# SHORT TASK
Return the material exactly as supplied, apart from the pictures, which are omitted.

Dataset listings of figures
—————

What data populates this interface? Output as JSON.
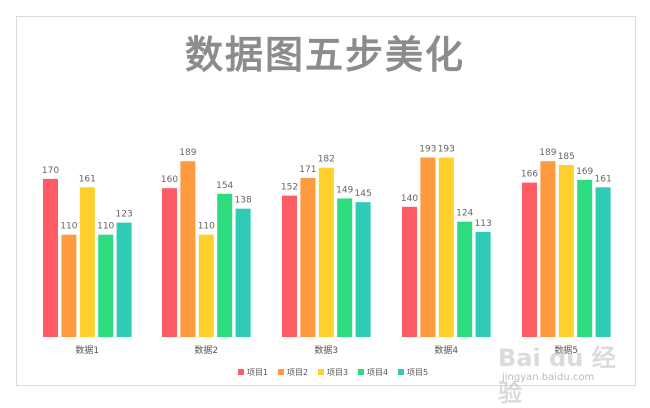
{
  "chart_data": {
    "type": "bar",
    "title": "数据图五步美化",
    "categories": [
      "数据1",
      "数据2",
      "数据3",
      "数据4",
      "数据5"
    ],
    "series": [
      {
        "name": "项目1",
        "color": "#ff5b64",
        "values": [
          170,
          160,
          152,
          140,
          166
        ]
      },
      {
        "name": "项目2",
        "color": "#ff9a3e",
        "values": [
          110,
          189,
          171,
          193,
          189
        ]
      },
      {
        "name": "项目3",
        "color": "#ffd02c",
        "values": [
          161,
          110,
          182,
          193,
          185
        ]
      },
      {
        "name": "项目4",
        "color": "#2ddc7e",
        "values": [
          110,
          154,
          149,
          124,
          169
        ]
      },
      {
        "name": "项目5",
        "color": "#2fcbb7",
        "values": [
          123,
          138,
          145,
          113,
          161
        ]
      }
    ],
    "ylim": [
      0,
      200
    ],
    "grid": false,
    "legend": "bottom-center",
    "data_labels": true
  },
  "watermark": {
    "logo": "Bai du 经验",
    "url": "jingyan.baidu.com"
  }
}
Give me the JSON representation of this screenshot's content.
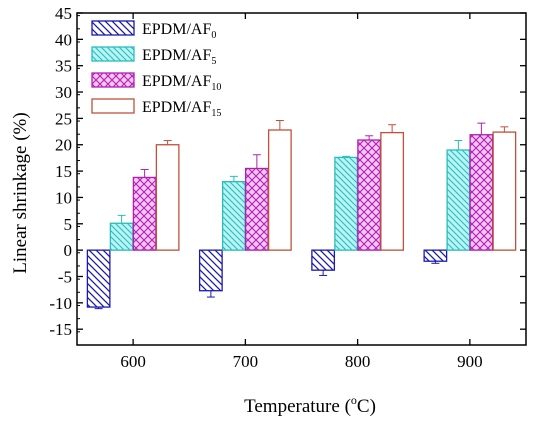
{
  "chart_data": {
    "type": "bar",
    "xlabel": "Temperature (",
    "xlabel_sup": "o",
    "xlabel_end": "C)",
    "ylabel": "Linear shrinkage (%)",
    "categories": [
      "600",
      "700",
      "800",
      "900"
    ],
    "ylim": [
      -18,
      45
    ],
    "yticks": [
      -15,
      -10,
      -5,
      0,
      5,
      10,
      15,
      20,
      25,
      30,
      35,
      40,
      45
    ],
    "grid": false,
    "legend_position": "top-left",
    "series": [
      {
        "name": "EPDM/AF",
        "name_sub": "0",
        "values": [
          -10.8,
          -7.7,
          -3.8,
          -2.1
        ],
        "errors": [
          0.3,
          1.2,
          1.0,
          0.4
        ],
        "color": "#1a1ab0",
        "fill": "#ffffff",
        "pattern": "diagonal-back"
      },
      {
        "name": "EPDM/AF",
        "name_sub": "5",
        "values": [
          5.1,
          13.0,
          17.6,
          19.0
        ],
        "errors": [
          1.5,
          1.0,
          0.2,
          1.8
        ],
        "color": "#2bbcbc",
        "fill": "#b8f4f4",
        "pattern": "diagonal-back-light"
      },
      {
        "name": "EPDM/AF",
        "name_sub": "10",
        "values": [
          13.8,
          15.5,
          20.9,
          21.9
        ],
        "errors": [
          1.5,
          2.6,
          0.8,
          2.2
        ],
        "color": "#b020b0",
        "fill": "#f6c6f6",
        "pattern": "crosshatch"
      },
      {
        "name": "EPDM/AF",
        "name_sub": "15",
        "values": [
          20.0,
          22.8,
          22.3,
          22.4
        ],
        "errors": [
          0.8,
          1.8,
          1.5,
          1.0
        ],
        "color": "#c0503a",
        "fill": "#ffffff",
        "pattern": "none"
      }
    ]
  }
}
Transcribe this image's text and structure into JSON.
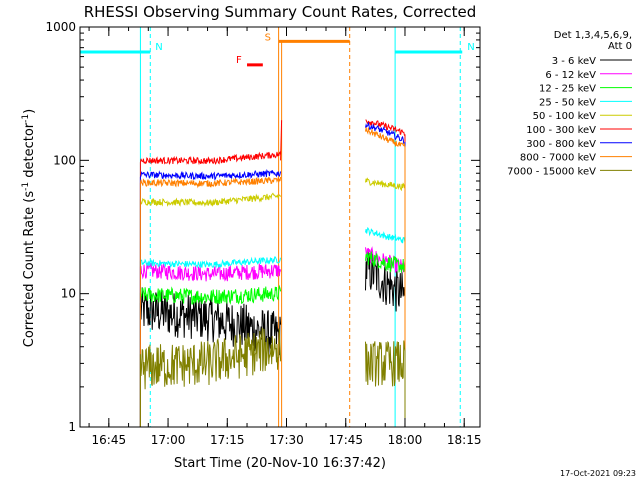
{
  "chart_data": {
    "type": "line",
    "title": "RHESSI Observing Summary Count Rates, Corrected",
    "xlabel": "Start Time (20-Nov-10 16:37:42)",
    "ylabel_main": "Corrected Count Rate (s",
    "ylabel_sup1": "-1",
    "ylabel_mid": " detector",
    "ylabel_sup2": "-1",
    "ylabel_end": ")",
    "y_scale": "log",
    "ylim": [
      1,
      1000
    ],
    "xlim": [
      "16:37:42",
      "18:19:00"
    ],
    "x_ticks": [
      "16:45",
      "17:00",
      "17:15",
      "17:30",
      "17:45",
      "18:00",
      "18:15"
    ],
    "y_ticks": [
      "1",
      "10",
      "100",
      "1000"
    ],
    "legend_title": [
      "Det 1,3,4,5,6,9,",
      "Att 0"
    ],
    "legend_position": "right",
    "timestamp": "17-Oct-2021 09:23",
    "series": [
      {
        "name": "3 - 6 keV",
        "color": "#000000",
        "pre": [
          7.5,
          6.5,
          4.8
        ],
        "post": [
          15.5,
          12,
          9.5
        ]
      },
      {
        "name": "6 - 12 keV",
        "color": "#ff00ff",
        "pre": [
          15,
          14,
          15
        ],
        "post": [
          20,
          17.5,
          15.5
        ]
      },
      {
        "name": "12 - 25 keV",
        "color": "#00ff00",
        "pre": [
          9.8,
          9.5,
          10
        ],
        "post": [
          19,
          17,
          16
        ]
      },
      {
        "name": "25 - 50 keV",
        "color": "#00ffff",
        "pre": [
          17,
          16.5,
          18
        ],
        "post": [
          30,
          27,
          25
        ]
      },
      {
        "name": "50 - 100 keV",
        "color": "#cccc00",
        "pre": [
          49,
          48,
          54
        ],
        "post": [
          70,
          66,
          63
        ]
      },
      {
        "name": "100 - 300 keV",
        "color": "#ff0000",
        "pre": [
          100,
          99,
          111
        ],
        "post": [
          200,
          180,
          160
        ]
      },
      {
        "name": "300 - 800 keV",
        "color": "#0000ff",
        "pre": [
          78,
          76,
          80
        ],
        "post": [
          185,
          165,
          140
        ]
      },
      {
        "name": "800 - 7000 keV",
        "color": "#ff8000",
        "pre": [
          68,
          67,
          71
        ],
        "post": [
          170,
          145,
          125
        ]
      },
      {
        "name": "7000 - 15000 keV",
        "color": "#808000",
        "pre": [
          2.8,
          3.0,
          4.0
        ],
        "post": [
          3.0,
          3.0,
          3.0
        ]
      }
    ],
    "segments": {
      "pre": [
        "16:53:00",
        "17:28:30"
      ],
      "post": [
        "17:50:00",
        "18:00:00"
      ]
    },
    "spike_at": "17:28:30",
    "spike_value": 200,
    "annotations": [
      {
        "label": "N",
        "color": "#00ffff",
        "value": 650,
        "from": "16:37:42",
        "to": "16:55:30"
      },
      {
        "label": "N",
        "color": "#00ffff",
        "value": 650,
        "from": "17:57:30",
        "to": "18:14:30"
      },
      {
        "label": "S",
        "color": "#ff8000",
        "value": 780,
        "from": "17:28:00",
        "to": "17:46:00"
      },
      {
        "label": "F",
        "color": "#ff0000",
        "value": 520,
        "from": "17:20:00",
        "to": "17:24:00"
      }
    ],
    "vlines_cyan": [
      "16:53:00",
      "16:55:30",
      "17:57:30",
      "18:14:00"
    ],
    "vlines_orange": [
      "17:28:00",
      "17:46:00"
    ],
    "orange_solid_x": "17:28:00"
  }
}
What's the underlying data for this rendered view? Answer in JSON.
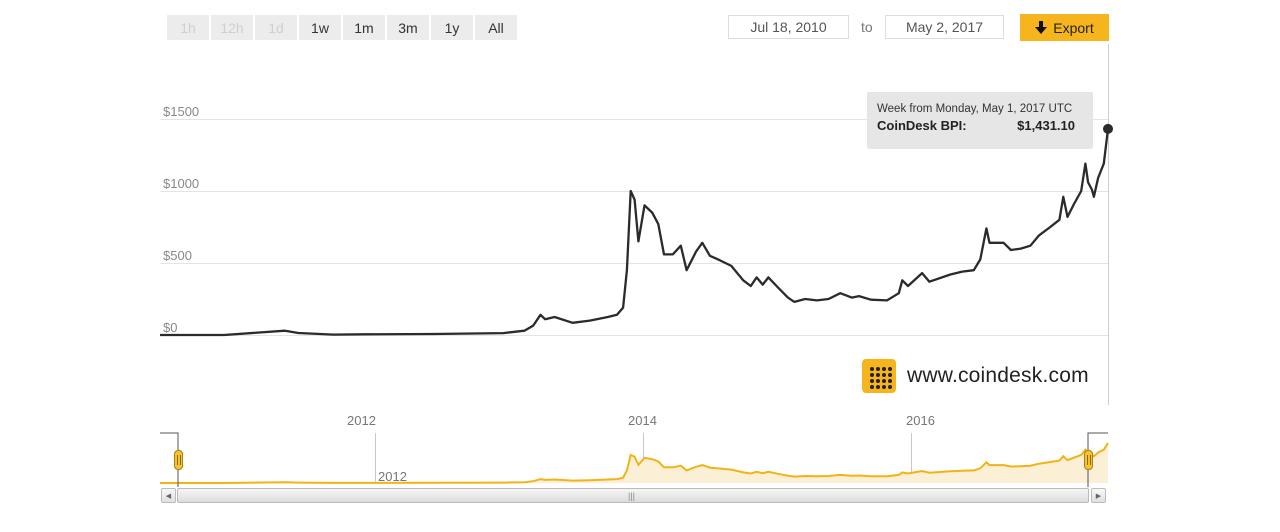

—————

# SOLUTION FOR THIS EXERCISE
What data populates this interface? Output as JSON.
{
  "chart_data": {
    "type": "bar",
    "title": "数据图五步美化",
    "categories": [
      "数据1",
      "数据2",
      "数据3",
      "数据4",
      "数据5"
    ],
    "series": [
      {
        "name": "项目1",
        "color": "#ff5b64",
        "values": [
          170,
          160,
          152,
          140,
          166
        ]
      },
      {
        "name": "项目2",
        "color": "#ff9a3e",
        "values": [
          110,
          189,
          171,
          193,
          189
        ]
      },
      {
        "name": "项目3",
        "color": "#ffd02c",
        "values": [
          161,
          110,
          182,
          193,
          185
        ]
      },
      {
        "name": "项目4",
        "color": "#2ddc7e",
        "values": [
          110,
          154,
          149,
          124,
          169
        ]
      },
      {
        "name": "项目5",
        "color": "#2fcbb7",
        "values": [
          123,
          138,
          145,
          113,
          161
        ]
      }
    ],
    "ylim": [
      0,
      200
    ],
    "grid": false,
    "legend": "bottom-center",
    "data_labels": true
  },
  "watermark": {
    "logo": "Bai du 经验",
    "url": "jingyan.baidu.com"
  }
}
Give me the JSON representation of this screenshot's content.
{
  "chart_data": {
    "type": "bar",
    "xlabel": "Temperature (",
    "xlabel_sup": "o",
    "xlabel_end": "C)",
    "ylabel": "Linear shrinkage (%)",
    "categories": [
      "600",
      "700",
      "800",
      "900"
    ],
    "ylim": [
      -18,
      45
    ],
    "yticks": [
      -15,
      -10,
      -5,
      0,
      5,
      10,
      15,
      20,
      25,
      30,
      35,
      40,
      45
    ],
    "grid": false,
    "legend_position": "top-left",
    "series": [
      {
        "name": "EPDM/AF",
        "name_sub": "0",
        "values": [
          -10.8,
          -7.7,
          -3.8,
          -2.1
        ],
        "errors": [
          0.3,
          1.2,
          1.0,
          0.4
        ],
        "color": "#1a1ab0",
        "fill": "#ffffff",
        "pattern": "diagonal-back"
      },
      {
        "name": "EPDM/AF",
        "name_sub": "5",
        "values": [
          5.1,
          13.0,
          17.6,
          19.0
        ],
        "errors": [
          1.5,
          1.0,
          0.2,
          1.8
        ],
        "color": "#2bbcbc",
        "fill": "#b8f4f4",
        "pattern": "diagonal-back-light"
      },
      {
        "name": "EPDM/AF",
        "name_sub": "10",
        "values": [
          13.8,
          15.5,
          20.9,
          21.9
        ],
        "errors": [
          1.5,
          2.6,
          0.8,
          2.2
        ],
        "color": "#b020b0",
        "fill": "#f6c6f6",
        "pattern": "crosshatch"
      },
      {
        "name": "EPDM/AF",
        "name_sub": "15",
        "values": [
          20.0,
          22.8,
          22.3,
          22.4
        ],
        "errors": [
          0.8,
          1.8,
          1.5,
          1.0
        ],
        "color": "#c0503a",
        "fill": "#ffffff",
        "pattern": "none"
      }
    ]
  }
}
Transcribe this image's text and structure into JSON.
{
  "chart_data": {
    "type": "line",
    "title": "RHESSI Observing Summary Count Rates, Corrected",
    "xlabel": "Start Time (20-Nov-10 16:37:42)",
    "ylabel_main": "Corrected Count Rate (s",
    "ylabel_sup1": "-1",
    "ylabel_mid": " detector",
    "ylabel_sup2": "-1",
    "ylabel_end": ")",
    "y_scale": "log",
    "ylim": [
      1,
      1000
    ],
    "xlim": [
      "16:37:42",
      "18:19:00"
    ],
    "x_ticks": [
      "16:45",
      "17:00",
      "17:15",
      "17:30",
      "17:45",
      "18:00",
      "18:15"
    ],
    "y_ticks": [
      "1",
      "10",
      "100",
      "1000"
    ],
    "legend_title": [
      "Det 1,3,4,5,6,9,",
      "Att 0"
    ],
    "legend_position": "right",
    "timestamp": "17-Oct-2021 09:23",
    "series": [
      {
        "name": "3 - 6 keV",
        "color": "#000000",
        "pre": [
          7.5,
          6.5,
          4.8
        ],
        "post": [
          15.5,
          12,
          9.5
        ]
      },
      {
        "name": "6 - 12 keV",
        "color": "#ff00ff",
        "pre": [
          15,
          14,
          15
        ],
        "post": [
          20,
          17.5,
          15.5
        ]
      },
      {
        "name": "12 - 25 keV",
        "color": "#00ff00",
        "pre": [
          9.8,
          9.5,
          10
        ],
        "post": [
          19,
          17,
          16
        ]
      },
      {
        "name": "25 - 50 keV",
        "color": "#00ffff",
        "pre": [
          17,
          16.5,
          18
        ],
        "post": [
          30,
          27,
          25
        ]
      },
      {
        "name": "50 - 100 keV",
        "color": "#cccc00",
        "pre": [
          49,
          48,
          54
        ],
        "post": [
          70,
          66,
          63
        ]
      },
      {
        "name": "100 - 300 keV",
        "color": "#ff0000",
        "pre": [
          100,
          99,
          111
        ],
        "post": [
          200,
          180,
          160
        ]
      },
      {
        "name": "300 - 800 keV",
        "color": "#0000ff",
        "pre": [
          78,
          76,
          80
        ],
        "post": [
          185,
          165,
          140
        ]
      },
      {
        "name": "800 - 7000 keV",
        "color": "#ff8000",
        "pre": [
          68,
          67,
          71
        ],
        "post": [
          170,
          145,
          125
        ]
      },
      {
        "name": "7000 - 15000 keV",
        "color": "#808000",
        "pre": [
          2.8,
          3.0,
          4.0
        ],
        "post": [
          3.0,
          3.0,
          3.0
        ]
      }
    ],
    "segments": {
      "pre": [
        "16:53:00",
        "17:28:30"
      ],
      "post": [
        "17:50:00",
        "18:00:00"
      ]
    },
    "spike_at": "17:28:30",
    "spike_value": 200,
    "annotations": [
      {
        "label": "N",
        "color": "#00ffff",
        "value": 650,
        "from": "16:37:42",
        "to": "16:55:30"
      },
      {
        "label": "N",
        "color": "#00ffff",
        "value": 650,
        "from": "17:57:30",
        "to": "18:14:30"
      },
      {
        "label": "S",
        "color": "#ff8000",
        "value": 780,
        "from": "17:28:00",
        "to": "17:46:00"
      },
      {
        "label": "F",
        "color": "#ff0000",
        "value": 520,
        "from": "17:20:00",
        "to": "17:24:00"
      }
    ],
    "vlines_cyan": [
      "16:53:00",
      "16:55:30",
      "17:57:30",
      "18:14:00"
    ],
    "vlines_orange": [
      "17:28:00",
      "17:46:00"
    ],
    "orange_solid_x": "17:28:00"
  }
}
What's the underlying data for this rendered view? Answer in JSON.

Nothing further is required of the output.